----- RECORDS TO PROCESS
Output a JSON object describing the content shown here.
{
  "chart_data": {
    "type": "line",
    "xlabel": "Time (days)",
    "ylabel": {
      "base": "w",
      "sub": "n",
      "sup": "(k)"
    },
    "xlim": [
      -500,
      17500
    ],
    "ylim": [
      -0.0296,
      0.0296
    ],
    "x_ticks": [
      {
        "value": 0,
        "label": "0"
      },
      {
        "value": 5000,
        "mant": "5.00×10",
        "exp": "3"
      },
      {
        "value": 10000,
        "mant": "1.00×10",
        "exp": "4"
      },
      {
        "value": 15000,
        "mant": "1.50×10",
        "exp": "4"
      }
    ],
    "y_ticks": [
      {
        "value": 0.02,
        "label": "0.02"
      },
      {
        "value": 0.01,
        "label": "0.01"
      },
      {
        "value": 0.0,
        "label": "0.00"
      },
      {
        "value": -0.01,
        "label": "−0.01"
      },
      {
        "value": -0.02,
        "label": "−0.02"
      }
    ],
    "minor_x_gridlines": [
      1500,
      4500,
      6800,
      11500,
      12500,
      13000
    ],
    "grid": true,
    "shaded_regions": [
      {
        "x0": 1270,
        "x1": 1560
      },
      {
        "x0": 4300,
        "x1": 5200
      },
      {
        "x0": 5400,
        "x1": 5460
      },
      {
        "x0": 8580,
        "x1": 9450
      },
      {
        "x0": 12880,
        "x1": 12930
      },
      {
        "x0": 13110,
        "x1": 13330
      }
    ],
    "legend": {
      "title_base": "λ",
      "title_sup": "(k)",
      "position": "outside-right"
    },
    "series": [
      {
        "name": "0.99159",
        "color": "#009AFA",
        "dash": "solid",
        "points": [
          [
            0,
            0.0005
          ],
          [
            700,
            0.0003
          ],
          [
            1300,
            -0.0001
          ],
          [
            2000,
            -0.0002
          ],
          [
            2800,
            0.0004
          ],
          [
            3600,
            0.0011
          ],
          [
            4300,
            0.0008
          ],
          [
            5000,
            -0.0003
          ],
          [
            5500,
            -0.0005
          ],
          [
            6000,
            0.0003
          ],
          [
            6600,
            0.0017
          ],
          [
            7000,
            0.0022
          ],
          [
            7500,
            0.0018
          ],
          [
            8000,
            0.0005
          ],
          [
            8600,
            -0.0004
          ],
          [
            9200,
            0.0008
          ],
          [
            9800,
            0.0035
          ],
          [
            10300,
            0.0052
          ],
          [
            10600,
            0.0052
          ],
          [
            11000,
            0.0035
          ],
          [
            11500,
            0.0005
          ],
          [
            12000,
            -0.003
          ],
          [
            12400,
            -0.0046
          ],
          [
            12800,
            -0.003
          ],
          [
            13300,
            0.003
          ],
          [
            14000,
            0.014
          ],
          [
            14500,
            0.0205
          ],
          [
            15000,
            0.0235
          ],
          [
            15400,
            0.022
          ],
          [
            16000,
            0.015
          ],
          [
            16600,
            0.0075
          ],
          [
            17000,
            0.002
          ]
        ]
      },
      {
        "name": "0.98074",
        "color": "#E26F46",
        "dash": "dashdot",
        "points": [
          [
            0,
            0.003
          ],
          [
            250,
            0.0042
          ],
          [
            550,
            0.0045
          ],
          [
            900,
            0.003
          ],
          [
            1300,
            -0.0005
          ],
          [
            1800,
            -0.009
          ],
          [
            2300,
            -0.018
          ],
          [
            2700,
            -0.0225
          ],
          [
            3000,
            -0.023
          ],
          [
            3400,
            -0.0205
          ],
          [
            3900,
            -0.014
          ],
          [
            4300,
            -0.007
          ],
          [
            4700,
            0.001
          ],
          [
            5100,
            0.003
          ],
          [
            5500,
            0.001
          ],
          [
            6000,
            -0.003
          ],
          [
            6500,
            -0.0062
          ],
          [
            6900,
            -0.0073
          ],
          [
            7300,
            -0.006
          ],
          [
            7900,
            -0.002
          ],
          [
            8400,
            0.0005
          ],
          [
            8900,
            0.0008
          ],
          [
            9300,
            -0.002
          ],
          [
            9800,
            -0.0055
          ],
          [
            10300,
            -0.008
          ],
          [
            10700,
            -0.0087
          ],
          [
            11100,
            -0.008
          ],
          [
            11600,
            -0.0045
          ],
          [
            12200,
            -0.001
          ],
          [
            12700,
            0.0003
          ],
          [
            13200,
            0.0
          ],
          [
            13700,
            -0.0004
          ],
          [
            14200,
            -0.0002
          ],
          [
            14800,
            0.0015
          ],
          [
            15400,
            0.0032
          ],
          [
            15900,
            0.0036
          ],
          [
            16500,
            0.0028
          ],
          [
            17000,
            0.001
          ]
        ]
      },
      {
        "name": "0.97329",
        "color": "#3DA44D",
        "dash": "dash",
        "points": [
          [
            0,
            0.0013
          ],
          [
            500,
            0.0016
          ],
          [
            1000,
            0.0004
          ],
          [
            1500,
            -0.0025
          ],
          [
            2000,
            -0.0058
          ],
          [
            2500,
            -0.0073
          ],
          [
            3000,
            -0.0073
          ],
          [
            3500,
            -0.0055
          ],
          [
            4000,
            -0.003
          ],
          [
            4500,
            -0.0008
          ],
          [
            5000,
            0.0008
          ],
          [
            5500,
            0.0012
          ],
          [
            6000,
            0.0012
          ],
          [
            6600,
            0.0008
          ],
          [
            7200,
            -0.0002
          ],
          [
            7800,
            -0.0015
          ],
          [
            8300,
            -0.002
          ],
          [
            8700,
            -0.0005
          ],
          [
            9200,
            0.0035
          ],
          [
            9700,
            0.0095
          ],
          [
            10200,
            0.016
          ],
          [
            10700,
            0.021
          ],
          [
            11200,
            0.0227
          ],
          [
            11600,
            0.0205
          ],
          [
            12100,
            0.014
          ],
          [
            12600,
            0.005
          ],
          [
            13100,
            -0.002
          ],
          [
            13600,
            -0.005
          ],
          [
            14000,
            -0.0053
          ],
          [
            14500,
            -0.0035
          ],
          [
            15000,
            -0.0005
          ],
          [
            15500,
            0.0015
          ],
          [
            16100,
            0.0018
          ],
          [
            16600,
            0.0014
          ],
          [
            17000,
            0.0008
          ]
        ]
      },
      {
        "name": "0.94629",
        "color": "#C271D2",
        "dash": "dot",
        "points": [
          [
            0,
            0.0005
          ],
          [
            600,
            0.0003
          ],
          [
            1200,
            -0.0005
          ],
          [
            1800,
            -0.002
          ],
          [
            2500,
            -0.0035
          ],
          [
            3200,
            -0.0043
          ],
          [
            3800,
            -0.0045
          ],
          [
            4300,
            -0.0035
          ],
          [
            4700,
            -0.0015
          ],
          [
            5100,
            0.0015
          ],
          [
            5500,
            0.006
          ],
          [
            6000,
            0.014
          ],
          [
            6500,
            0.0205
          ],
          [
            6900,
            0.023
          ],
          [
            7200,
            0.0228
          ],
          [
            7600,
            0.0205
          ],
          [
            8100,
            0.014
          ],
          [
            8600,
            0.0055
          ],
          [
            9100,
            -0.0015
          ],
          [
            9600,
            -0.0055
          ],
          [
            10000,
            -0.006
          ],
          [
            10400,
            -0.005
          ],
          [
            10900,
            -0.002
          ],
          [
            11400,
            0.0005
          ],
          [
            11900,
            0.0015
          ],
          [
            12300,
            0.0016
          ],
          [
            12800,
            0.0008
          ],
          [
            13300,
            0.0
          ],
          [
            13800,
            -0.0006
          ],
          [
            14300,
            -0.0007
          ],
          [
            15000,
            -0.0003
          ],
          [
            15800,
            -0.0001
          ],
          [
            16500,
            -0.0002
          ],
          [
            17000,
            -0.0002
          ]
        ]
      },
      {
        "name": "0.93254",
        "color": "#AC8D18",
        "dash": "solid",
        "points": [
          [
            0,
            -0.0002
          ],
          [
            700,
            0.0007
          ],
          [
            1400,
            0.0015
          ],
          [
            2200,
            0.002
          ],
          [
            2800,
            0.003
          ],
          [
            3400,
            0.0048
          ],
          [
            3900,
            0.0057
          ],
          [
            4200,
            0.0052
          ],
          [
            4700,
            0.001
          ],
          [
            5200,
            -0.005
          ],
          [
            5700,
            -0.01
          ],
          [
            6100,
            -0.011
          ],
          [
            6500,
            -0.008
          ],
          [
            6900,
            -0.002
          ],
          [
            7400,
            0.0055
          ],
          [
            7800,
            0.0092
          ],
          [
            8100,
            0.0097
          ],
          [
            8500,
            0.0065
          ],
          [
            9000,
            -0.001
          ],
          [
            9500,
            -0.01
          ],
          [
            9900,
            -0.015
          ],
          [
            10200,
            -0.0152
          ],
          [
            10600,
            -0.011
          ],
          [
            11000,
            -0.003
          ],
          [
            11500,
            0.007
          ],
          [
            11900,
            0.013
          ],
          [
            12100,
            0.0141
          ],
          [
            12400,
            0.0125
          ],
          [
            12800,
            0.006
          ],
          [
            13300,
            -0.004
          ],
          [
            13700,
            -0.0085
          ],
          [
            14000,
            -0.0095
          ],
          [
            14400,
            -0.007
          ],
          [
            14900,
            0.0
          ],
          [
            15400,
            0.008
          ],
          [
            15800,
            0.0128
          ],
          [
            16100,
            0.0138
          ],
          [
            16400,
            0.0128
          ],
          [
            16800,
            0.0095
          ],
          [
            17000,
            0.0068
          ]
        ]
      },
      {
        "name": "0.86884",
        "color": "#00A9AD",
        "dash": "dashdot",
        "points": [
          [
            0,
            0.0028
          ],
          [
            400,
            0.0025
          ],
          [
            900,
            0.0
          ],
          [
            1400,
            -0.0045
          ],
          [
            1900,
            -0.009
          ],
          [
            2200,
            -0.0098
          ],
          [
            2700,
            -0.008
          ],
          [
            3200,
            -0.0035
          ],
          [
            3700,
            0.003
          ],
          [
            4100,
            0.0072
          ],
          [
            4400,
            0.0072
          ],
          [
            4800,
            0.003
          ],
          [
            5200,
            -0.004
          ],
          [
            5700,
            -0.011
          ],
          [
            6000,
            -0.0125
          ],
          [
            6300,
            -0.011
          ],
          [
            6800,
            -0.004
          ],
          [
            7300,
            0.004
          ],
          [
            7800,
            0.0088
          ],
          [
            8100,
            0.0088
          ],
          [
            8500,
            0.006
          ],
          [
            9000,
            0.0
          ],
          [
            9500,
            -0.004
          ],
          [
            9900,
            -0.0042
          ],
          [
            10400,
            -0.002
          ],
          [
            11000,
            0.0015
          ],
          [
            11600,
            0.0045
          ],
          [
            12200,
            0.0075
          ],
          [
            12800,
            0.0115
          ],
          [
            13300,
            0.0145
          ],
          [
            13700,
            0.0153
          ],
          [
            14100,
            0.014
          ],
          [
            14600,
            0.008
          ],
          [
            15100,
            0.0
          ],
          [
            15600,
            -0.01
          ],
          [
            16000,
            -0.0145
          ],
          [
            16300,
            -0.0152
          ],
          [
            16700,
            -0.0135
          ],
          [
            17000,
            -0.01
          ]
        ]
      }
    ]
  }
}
----------
REQUIREMENTS:
From the entries above, extract every line where the word "value" appears.

RESPONSE TO THE TASK:
        "value": 0,
        "value": 5000,
        "value": 10000,
        "value": 15000,
        "value": 0.02,
        "value": 0.01,
        "value": 0.0,
        "value": -0.01,
        "value": -0.02,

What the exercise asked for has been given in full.